■ THE INPUT:

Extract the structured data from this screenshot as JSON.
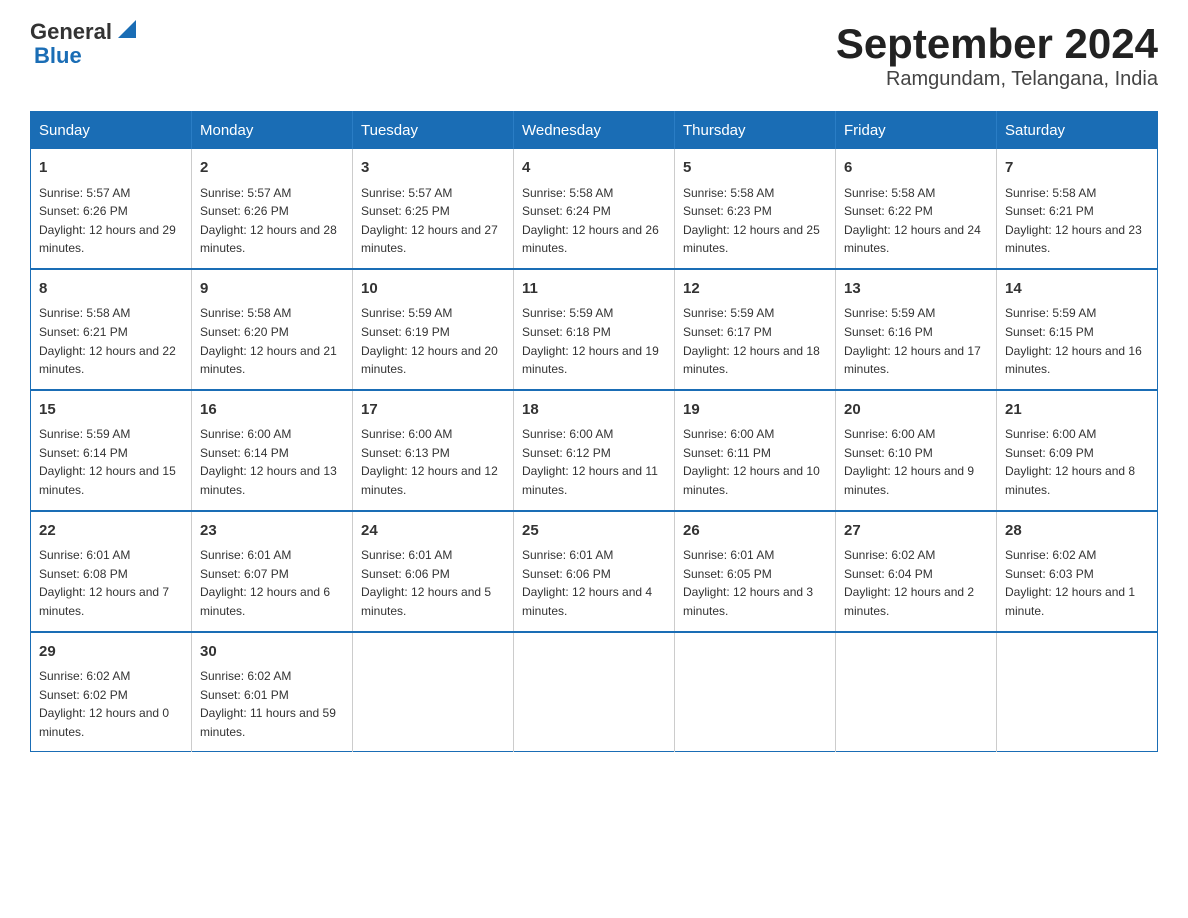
{
  "logo": {
    "text_general": "General",
    "arrow": "▶",
    "text_blue": "Blue"
  },
  "title": "September 2024",
  "subtitle": "Ramgundam, Telangana, India",
  "days_header": [
    "Sunday",
    "Monday",
    "Tuesday",
    "Wednesday",
    "Thursday",
    "Friday",
    "Saturday"
  ],
  "weeks": [
    [
      {
        "day": "1",
        "sunrise": "5:57 AM",
        "sunset": "6:26 PM",
        "daylight": "12 hours and 29 minutes."
      },
      {
        "day": "2",
        "sunrise": "5:57 AM",
        "sunset": "6:26 PM",
        "daylight": "12 hours and 28 minutes."
      },
      {
        "day": "3",
        "sunrise": "5:57 AM",
        "sunset": "6:25 PM",
        "daylight": "12 hours and 27 minutes."
      },
      {
        "day": "4",
        "sunrise": "5:58 AM",
        "sunset": "6:24 PM",
        "daylight": "12 hours and 26 minutes."
      },
      {
        "day": "5",
        "sunrise": "5:58 AM",
        "sunset": "6:23 PM",
        "daylight": "12 hours and 25 minutes."
      },
      {
        "day": "6",
        "sunrise": "5:58 AM",
        "sunset": "6:22 PM",
        "daylight": "12 hours and 24 minutes."
      },
      {
        "day": "7",
        "sunrise": "5:58 AM",
        "sunset": "6:21 PM",
        "daylight": "12 hours and 23 minutes."
      }
    ],
    [
      {
        "day": "8",
        "sunrise": "5:58 AM",
        "sunset": "6:21 PM",
        "daylight": "12 hours and 22 minutes."
      },
      {
        "day": "9",
        "sunrise": "5:58 AM",
        "sunset": "6:20 PM",
        "daylight": "12 hours and 21 minutes."
      },
      {
        "day": "10",
        "sunrise": "5:59 AM",
        "sunset": "6:19 PM",
        "daylight": "12 hours and 20 minutes."
      },
      {
        "day": "11",
        "sunrise": "5:59 AM",
        "sunset": "6:18 PM",
        "daylight": "12 hours and 19 minutes."
      },
      {
        "day": "12",
        "sunrise": "5:59 AM",
        "sunset": "6:17 PM",
        "daylight": "12 hours and 18 minutes."
      },
      {
        "day": "13",
        "sunrise": "5:59 AM",
        "sunset": "6:16 PM",
        "daylight": "12 hours and 17 minutes."
      },
      {
        "day": "14",
        "sunrise": "5:59 AM",
        "sunset": "6:15 PM",
        "daylight": "12 hours and 16 minutes."
      }
    ],
    [
      {
        "day": "15",
        "sunrise": "5:59 AM",
        "sunset": "6:14 PM",
        "daylight": "12 hours and 15 minutes."
      },
      {
        "day": "16",
        "sunrise": "6:00 AM",
        "sunset": "6:14 PM",
        "daylight": "12 hours and 13 minutes."
      },
      {
        "day": "17",
        "sunrise": "6:00 AM",
        "sunset": "6:13 PM",
        "daylight": "12 hours and 12 minutes."
      },
      {
        "day": "18",
        "sunrise": "6:00 AM",
        "sunset": "6:12 PM",
        "daylight": "12 hours and 11 minutes."
      },
      {
        "day": "19",
        "sunrise": "6:00 AM",
        "sunset": "6:11 PM",
        "daylight": "12 hours and 10 minutes."
      },
      {
        "day": "20",
        "sunrise": "6:00 AM",
        "sunset": "6:10 PM",
        "daylight": "12 hours and 9 minutes."
      },
      {
        "day": "21",
        "sunrise": "6:00 AM",
        "sunset": "6:09 PM",
        "daylight": "12 hours and 8 minutes."
      }
    ],
    [
      {
        "day": "22",
        "sunrise": "6:01 AM",
        "sunset": "6:08 PM",
        "daylight": "12 hours and 7 minutes."
      },
      {
        "day": "23",
        "sunrise": "6:01 AM",
        "sunset": "6:07 PM",
        "daylight": "12 hours and 6 minutes."
      },
      {
        "day": "24",
        "sunrise": "6:01 AM",
        "sunset": "6:06 PM",
        "daylight": "12 hours and 5 minutes."
      },
      {
        "day": "25",
        "sunrise": "6:01 AM",
        "sunset": "6:06 PM",
        "daylight": "12 hours and 4 minutes."
      },
      {
        "day": "26",
        "sunrise": "6:01 AM",
        "sunset": "6:05 PM",
        "daylight": "12 hours and 3 minutes."
      },
      {
        "day": "27",
        "sunrise": "6:02 AM",
        "sunset": "6:04 PM",
        "daylight": "12 hours and 2 minutes."
      },
      {
        "day": "28",
        "sunrise": "6:02 AM",
        "sunset": "6:03 PM",
        "daylight": "12 hours and 1 minute."
      }
    ],
    [
      {
        "day": "29",
        "sunrise": "6:02 AM",
        "sunset": "6:02 PM",
        "daylight": "12 hours and 0 minutes."
      },
      {
        "day": "30",
        "sunrise": "6:02 AM",
        "sunset": "6:01 PM",
        "daylight": "11 hours and 59 minutes."
      },
      null,
      null,
      null,
      null,
      null
    ]
  ]
}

■ REQUEST:
Return the entries unchanged, save for the pictures, which do not belong in the copy.

■ RESULT:
Extract the structured data from this screenshot as JSON.
{
  "logo": {
    "text_general": "General",
    "arrow": "▶",
    "text_blue": "Blue"
  },
  "title": "September 2024",
  "subtitle": "Ramgundam, Telangana, India",
  "days_header": [
    "Sunday",
    "Monday",
    "Tuesday",
    "Wednesday",
    "Thursday",
    "Friday",
    "Saturday"
  ],
  "weeks": [
    [
      {
        "day": "1",
        "sunrise": "5:57 AM",
        "sunset": "6:26 PM",
        "daylight": "12 hours and 29 minutes."
      },
      {
        "day": "2",
        "sunrise": "5:57 AM",
        "sunset": "6:26 PM",
        "daylight": "12 hours and 28 minutes."
      },
      {
        "day": "3",
        "sunrise": "5:57 AM",
        "sunset": "6:25 PM",
        "daylight": "12 hours and 27 minutes."
      },
      {
        "day": "4",
        "sunrise": "5:58 AM",
        "sunset": "6:24 PM",
        "daylight": "12 hours and 26 minutes."
      },
      {
        "day": "5",
        "sunrise": "5:58 AM",
        "sunset": "6:23 PM",
        "daylight": "12 hours and 25 minutes."
      },
      {
        "day": "6",
        "sunrise": "5:58 AM",
        "sunset": "6:22 PM",
        "daylight": "12 hours and 24 minutes."
      },
      {
        "day": "7",
        "sunrise": "5:58 AM",
        "sunset": "6:21 PM",
        "daylight": "12 hours and 23 minutes."
      }
    ],
    [
      {
        "day": "8",
        "sunrise": "5:58 AM",
        "sunset": "6:21 PM",
        "daylight": "12 hours and 22 minutes."
      },
      {
        "day": "9",
        "sunrise": "5:58 AM",
        "sunset": "6:20 PM",
        "daylight": "12 hours and 21 minutes."
      },
      {
        "day": "10",
        "sunrise": "5:59 AM",
        "sunset": "6:19 PM",
        "daylight": "12 hours and 20 minutes."
      },
      {
        "day": "11",
        "sunrise": "5:59 AM",
        "sunset": "6:18 PM",
        "daylight": "12 hours and 19 minutes."
      },
      {
        "day": "12",
        "sunrise": "5:59 AM",
        "sunset": "6:17 PM",
        "daylight": "12 hours and 18 minutes."
      },
      {
        "day": "13",
        "sunrise": "5:59 AM",
        "sunset": "6:16 PM",
        "daylight": "12 hours and 17 minutes."
      },
      {
        "day": "14",
        "sunrise": "5:59 AM",
        "sunset": "6:15 PM",
        "daylight": "12 hours and 16 minutes."
      }
    ],
    [
      {
        "day": "15",
        "sunrise": "5:59 AM",
        "sunset": "6:14 PM",
        "daylight": "12 hours and 15 minutes."
      },
      {
        "day": "16",
        "sunrise": "6:00 AM",
        "sunset": "6:14 PM",
        "daylight": "12 hours and 13 minutes."
      },
      {
        "day": "17",
        "sunrise": "6:00 AM",
        "sunset": "6:13 PM",
        "daylight": "12 hours and 12 minutes."
      },
      {
        "day": "18",
        "sunrise": "6:00 AM",
        "sunset": "6:12 PM",
        "daylight": "12 hours and 11 minutes."
      },
      {
        "day": "19",
        "sunrise": "6:00 AM",
        "sunset": "6:11 PM",
        "daylight": "12 hours and 10 minutes."
      },
      {
        "day": "20",
        "sunrise": "6:00 AM",
        "sunset": "6:10 PM",
        "daylight": "12 hours and 9 minutes."
      },
      {
        "day": "21",
        "sunrise": "6:00 AM",
        "sunset": "6:09 PM",
        "daylight": "12 hours and 8 minutes."
      }
    ],
    [
      {
        "day": "22",
        "sunrise": "6:01 AM",
        "sunset": "6:08 PM",
        "daylight": "12 hours and 7 minutes."
      },
      {
        "day": "23",
        "sunrise": "6:01 AM",
        "sunset": "6:07 PM",
        "daylight": "12 hours and 6 minutes."
      },
      {
        "day": "24",
        "sunrise": "6:01 AM",
        "sunset": "6:06 PM",
        "daylight": "12 hours and 5 minutes."
      },
      {
        "day": "25",
        "sunrise": "6:01 AM",
        "sunset": "6:06 PM",
        "daylight": "12 hours and 4 minutes."
      },
      {
        "day": "26",
        "sunrise": "6:01 AM",
        "sunset": "6:05 PM",
        "daylight": "12 hours and 3 minutes."
      },
      {
        "day": "27",
        "sunrise": "6:02 AM",
        "sunset": "6:04 PM",
        "daylight": "12 hours and 2 minutes."
      },
      {
        "day": "28",
        "sunrise": "6:02 AM",
        "sunset": "6:03 PM",
        "daylight": "12 hours and 1 minute."
      }
    ],
    [
      {
        "day": "29",
        "sunrise": "6:02 AM",
        "sunset": "6:02 PM",
        "daylight": "12 hours and 0 minutes."
      },
      {
        "day": "30",
        "sunrise": "6:02 AM",
        "sunset": "6:01 PM",
        "daylight": "11 hours and 59 minutes."
      },
      null,
      null,
      null,
      null,
      null
    ]
  ]
}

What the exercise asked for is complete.